__Task to carry out__:
Read the listing and extract each line that includes the word "note".

__Data for the task__:
○ ○ ○ ○ ○
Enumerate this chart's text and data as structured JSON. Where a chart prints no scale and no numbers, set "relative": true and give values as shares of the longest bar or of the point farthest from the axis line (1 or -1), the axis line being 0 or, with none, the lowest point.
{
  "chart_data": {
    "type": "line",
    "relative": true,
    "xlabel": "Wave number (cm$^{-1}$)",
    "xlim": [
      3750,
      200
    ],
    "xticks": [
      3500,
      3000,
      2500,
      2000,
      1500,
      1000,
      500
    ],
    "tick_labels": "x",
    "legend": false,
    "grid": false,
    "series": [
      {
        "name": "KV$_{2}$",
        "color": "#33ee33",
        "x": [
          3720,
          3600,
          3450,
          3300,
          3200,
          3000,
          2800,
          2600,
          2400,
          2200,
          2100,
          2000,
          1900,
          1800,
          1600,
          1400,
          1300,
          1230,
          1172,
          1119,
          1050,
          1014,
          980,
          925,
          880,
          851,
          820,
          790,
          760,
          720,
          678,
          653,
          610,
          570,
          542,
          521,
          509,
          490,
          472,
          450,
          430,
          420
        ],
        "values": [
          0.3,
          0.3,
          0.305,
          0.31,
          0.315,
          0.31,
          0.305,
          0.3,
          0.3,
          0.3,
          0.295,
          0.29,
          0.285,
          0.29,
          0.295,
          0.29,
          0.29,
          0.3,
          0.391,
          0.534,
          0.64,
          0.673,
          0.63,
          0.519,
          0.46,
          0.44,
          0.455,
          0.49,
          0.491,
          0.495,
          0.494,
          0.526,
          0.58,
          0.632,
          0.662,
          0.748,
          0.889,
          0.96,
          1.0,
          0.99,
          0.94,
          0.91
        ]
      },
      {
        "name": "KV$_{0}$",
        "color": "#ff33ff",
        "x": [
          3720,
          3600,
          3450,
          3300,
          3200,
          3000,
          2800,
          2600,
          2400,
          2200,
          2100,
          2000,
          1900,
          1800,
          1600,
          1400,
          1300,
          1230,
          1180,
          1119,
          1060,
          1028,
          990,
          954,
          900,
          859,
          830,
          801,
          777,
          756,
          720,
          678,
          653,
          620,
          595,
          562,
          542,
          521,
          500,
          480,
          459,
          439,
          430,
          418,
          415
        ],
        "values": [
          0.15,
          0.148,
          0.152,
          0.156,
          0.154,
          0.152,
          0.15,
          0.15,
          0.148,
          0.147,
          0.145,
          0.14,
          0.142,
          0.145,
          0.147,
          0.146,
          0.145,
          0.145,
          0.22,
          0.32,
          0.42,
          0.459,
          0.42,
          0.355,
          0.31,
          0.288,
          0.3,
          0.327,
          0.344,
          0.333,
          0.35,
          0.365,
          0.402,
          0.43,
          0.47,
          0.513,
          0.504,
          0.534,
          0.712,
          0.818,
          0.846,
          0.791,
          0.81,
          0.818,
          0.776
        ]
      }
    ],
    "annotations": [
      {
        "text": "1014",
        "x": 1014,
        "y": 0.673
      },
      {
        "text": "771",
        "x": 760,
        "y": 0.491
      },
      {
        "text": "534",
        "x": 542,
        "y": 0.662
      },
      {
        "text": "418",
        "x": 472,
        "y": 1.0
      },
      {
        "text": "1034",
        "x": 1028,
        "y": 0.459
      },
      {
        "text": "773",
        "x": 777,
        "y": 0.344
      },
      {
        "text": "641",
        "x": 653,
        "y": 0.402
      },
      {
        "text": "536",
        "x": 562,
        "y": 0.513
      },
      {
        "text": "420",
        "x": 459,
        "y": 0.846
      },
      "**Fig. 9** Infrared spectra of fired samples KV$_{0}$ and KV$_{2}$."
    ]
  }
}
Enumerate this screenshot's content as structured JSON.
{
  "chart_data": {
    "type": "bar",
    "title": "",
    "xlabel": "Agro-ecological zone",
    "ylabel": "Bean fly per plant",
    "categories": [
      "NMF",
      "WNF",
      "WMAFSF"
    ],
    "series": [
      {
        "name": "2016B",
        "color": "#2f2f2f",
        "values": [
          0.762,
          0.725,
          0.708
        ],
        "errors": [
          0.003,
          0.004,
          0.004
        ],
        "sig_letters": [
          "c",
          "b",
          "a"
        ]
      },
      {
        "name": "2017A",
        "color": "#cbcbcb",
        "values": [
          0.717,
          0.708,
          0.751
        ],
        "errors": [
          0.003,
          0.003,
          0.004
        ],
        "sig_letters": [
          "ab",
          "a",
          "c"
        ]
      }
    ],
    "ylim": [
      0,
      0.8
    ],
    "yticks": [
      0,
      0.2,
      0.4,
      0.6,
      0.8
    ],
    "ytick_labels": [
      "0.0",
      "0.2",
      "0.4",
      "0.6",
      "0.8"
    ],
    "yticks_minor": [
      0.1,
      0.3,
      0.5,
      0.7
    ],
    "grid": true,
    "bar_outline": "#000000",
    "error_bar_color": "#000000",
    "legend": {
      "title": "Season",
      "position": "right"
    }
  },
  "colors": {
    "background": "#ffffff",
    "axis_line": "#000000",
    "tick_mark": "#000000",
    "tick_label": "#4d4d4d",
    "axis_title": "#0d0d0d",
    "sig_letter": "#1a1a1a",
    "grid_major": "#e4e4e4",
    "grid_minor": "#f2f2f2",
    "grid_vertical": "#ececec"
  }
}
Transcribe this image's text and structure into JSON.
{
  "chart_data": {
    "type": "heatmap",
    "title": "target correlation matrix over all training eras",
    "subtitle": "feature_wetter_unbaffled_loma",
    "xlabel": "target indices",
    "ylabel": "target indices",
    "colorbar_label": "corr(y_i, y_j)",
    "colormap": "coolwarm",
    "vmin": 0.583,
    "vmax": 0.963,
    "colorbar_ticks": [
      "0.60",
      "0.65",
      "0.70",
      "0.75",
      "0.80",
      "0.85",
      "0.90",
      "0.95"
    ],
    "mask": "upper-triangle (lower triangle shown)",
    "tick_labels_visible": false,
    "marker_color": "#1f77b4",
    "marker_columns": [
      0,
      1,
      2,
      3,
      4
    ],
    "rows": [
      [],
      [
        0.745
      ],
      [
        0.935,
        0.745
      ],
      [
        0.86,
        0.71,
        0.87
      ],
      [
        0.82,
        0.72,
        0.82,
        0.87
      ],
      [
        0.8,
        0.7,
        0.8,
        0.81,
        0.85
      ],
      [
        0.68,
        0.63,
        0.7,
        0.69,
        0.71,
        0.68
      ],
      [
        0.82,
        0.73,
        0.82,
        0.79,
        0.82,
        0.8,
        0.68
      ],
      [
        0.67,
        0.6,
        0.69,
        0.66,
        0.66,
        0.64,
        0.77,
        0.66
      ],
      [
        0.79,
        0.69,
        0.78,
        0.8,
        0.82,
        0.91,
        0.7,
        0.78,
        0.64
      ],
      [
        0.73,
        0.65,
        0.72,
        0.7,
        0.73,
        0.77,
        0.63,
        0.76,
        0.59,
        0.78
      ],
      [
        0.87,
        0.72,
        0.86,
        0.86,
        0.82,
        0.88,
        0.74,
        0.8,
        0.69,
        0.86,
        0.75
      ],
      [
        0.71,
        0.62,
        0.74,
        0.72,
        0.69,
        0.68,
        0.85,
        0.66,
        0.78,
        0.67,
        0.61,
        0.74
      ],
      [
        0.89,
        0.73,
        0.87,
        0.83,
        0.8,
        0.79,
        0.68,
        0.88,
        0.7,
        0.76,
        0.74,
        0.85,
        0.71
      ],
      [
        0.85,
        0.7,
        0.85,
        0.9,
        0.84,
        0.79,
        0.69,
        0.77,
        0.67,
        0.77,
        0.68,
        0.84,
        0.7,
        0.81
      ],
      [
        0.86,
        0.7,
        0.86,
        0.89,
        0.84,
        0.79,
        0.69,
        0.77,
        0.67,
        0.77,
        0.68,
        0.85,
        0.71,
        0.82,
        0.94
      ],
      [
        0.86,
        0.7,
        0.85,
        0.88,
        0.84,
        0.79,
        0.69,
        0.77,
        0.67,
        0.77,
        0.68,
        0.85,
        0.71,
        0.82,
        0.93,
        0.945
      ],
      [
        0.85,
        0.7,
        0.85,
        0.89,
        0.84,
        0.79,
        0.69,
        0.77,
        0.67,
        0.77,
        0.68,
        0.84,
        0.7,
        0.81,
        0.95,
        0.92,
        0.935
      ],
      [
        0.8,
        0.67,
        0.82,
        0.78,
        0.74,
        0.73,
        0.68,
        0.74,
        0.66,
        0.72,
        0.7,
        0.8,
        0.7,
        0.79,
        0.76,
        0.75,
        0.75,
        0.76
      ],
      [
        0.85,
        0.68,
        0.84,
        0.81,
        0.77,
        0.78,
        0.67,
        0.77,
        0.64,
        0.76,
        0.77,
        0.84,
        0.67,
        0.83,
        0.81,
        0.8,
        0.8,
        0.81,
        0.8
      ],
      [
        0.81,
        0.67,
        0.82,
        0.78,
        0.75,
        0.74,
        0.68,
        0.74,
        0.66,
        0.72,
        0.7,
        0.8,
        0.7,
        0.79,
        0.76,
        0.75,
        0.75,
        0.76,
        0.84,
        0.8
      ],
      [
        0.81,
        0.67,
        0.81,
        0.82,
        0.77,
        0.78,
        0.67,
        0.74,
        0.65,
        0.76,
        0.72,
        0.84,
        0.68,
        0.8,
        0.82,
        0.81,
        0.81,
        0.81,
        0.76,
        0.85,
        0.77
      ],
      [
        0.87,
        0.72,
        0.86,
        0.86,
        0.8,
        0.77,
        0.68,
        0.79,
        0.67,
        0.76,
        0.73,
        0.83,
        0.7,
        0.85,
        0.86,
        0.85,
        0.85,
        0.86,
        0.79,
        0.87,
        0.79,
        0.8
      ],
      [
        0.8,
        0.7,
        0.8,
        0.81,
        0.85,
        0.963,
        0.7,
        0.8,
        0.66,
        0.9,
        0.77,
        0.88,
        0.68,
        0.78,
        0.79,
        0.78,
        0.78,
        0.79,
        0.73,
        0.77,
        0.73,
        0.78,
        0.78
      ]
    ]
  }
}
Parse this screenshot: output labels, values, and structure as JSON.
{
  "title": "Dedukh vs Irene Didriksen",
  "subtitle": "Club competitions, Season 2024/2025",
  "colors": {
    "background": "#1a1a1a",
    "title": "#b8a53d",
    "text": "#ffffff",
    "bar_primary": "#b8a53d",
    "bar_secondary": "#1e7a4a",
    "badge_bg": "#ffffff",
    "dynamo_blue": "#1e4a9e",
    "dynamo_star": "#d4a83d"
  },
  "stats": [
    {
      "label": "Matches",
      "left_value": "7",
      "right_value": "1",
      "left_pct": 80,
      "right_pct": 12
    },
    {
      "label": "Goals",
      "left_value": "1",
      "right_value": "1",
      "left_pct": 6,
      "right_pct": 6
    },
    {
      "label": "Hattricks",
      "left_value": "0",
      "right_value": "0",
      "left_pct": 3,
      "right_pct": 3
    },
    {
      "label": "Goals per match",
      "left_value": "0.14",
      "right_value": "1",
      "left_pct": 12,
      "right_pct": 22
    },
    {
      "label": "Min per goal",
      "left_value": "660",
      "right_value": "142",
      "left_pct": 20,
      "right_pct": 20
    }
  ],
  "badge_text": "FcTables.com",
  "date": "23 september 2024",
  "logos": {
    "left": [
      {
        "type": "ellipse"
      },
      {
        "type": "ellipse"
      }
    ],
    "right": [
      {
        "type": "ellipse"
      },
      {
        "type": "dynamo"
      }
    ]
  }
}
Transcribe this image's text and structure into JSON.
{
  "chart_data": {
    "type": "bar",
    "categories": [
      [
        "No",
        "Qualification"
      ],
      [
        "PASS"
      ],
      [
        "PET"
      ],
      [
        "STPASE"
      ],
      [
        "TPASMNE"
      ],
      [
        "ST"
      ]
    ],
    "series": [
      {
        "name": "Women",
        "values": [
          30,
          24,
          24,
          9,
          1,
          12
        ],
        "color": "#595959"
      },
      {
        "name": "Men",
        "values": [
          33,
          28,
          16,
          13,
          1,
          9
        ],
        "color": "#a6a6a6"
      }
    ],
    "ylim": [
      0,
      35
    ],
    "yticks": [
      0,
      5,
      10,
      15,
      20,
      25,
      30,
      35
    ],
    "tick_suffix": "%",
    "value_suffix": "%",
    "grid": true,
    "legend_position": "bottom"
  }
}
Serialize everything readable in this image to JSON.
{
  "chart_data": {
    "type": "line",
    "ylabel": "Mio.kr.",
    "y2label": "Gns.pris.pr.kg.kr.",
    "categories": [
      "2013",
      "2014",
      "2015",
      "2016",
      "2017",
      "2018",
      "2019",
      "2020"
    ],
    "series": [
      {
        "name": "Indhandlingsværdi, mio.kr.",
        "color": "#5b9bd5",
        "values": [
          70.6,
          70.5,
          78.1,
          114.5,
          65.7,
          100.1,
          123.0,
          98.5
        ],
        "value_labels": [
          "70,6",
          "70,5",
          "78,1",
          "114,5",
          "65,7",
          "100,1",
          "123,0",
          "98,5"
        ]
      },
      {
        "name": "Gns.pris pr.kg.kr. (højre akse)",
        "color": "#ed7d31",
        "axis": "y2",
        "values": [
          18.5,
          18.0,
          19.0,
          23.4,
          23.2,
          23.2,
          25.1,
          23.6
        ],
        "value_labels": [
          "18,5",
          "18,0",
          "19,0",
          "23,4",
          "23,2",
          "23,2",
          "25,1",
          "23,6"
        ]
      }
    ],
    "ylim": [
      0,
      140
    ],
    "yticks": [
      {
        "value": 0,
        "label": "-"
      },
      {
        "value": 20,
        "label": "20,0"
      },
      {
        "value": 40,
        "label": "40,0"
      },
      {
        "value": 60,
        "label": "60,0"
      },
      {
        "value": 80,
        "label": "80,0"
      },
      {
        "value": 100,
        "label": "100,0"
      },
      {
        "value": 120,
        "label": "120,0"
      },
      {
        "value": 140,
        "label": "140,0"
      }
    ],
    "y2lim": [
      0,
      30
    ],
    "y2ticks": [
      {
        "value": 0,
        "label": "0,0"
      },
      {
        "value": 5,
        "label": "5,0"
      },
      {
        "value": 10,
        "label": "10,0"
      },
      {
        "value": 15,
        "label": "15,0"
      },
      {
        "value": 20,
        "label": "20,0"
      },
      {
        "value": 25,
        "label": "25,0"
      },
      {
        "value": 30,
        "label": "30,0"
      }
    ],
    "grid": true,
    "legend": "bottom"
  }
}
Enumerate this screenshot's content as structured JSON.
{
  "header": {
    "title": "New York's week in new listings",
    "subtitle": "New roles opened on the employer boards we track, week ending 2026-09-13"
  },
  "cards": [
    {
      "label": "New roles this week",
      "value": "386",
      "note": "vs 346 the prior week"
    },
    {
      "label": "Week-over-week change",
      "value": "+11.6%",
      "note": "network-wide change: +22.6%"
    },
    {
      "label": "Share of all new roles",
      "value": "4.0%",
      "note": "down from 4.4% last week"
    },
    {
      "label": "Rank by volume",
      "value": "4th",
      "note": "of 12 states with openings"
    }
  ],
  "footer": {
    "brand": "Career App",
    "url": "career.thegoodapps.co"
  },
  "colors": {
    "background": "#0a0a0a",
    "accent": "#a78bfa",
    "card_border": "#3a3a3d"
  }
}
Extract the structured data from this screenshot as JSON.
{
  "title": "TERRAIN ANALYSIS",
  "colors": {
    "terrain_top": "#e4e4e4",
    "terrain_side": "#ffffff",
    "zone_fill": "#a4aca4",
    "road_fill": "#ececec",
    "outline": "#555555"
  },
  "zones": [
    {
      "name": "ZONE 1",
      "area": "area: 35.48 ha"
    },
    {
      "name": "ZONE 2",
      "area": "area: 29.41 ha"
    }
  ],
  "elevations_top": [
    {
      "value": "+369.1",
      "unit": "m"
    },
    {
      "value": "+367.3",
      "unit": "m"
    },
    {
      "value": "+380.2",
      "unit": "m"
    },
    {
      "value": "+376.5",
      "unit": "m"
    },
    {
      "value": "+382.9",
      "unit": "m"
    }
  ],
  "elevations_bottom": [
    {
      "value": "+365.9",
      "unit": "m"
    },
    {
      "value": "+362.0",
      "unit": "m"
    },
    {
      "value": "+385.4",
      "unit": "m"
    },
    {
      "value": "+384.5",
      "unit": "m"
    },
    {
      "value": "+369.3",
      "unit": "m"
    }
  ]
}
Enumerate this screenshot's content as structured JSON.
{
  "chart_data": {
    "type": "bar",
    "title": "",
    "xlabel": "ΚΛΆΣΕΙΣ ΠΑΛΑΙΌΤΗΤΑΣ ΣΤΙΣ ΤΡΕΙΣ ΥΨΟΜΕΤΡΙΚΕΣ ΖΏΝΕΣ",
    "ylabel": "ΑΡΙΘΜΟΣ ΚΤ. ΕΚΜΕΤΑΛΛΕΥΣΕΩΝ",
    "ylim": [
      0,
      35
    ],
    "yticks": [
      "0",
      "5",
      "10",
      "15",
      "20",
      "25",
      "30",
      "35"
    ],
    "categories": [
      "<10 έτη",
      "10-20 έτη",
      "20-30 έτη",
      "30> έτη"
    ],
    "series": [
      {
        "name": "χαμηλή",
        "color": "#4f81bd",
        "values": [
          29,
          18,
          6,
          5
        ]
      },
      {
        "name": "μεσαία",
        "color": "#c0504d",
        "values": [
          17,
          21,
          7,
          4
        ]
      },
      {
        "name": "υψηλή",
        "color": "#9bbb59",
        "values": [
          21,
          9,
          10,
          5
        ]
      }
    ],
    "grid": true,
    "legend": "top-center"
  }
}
○ ○ ○ ○ ○
__Reply__:
      "note": "vs 346 the prior week"
      "note": "network-wide change: +22.6%"
      "note": "down from 4.4% last week"
      "note": "of 12 states with openings"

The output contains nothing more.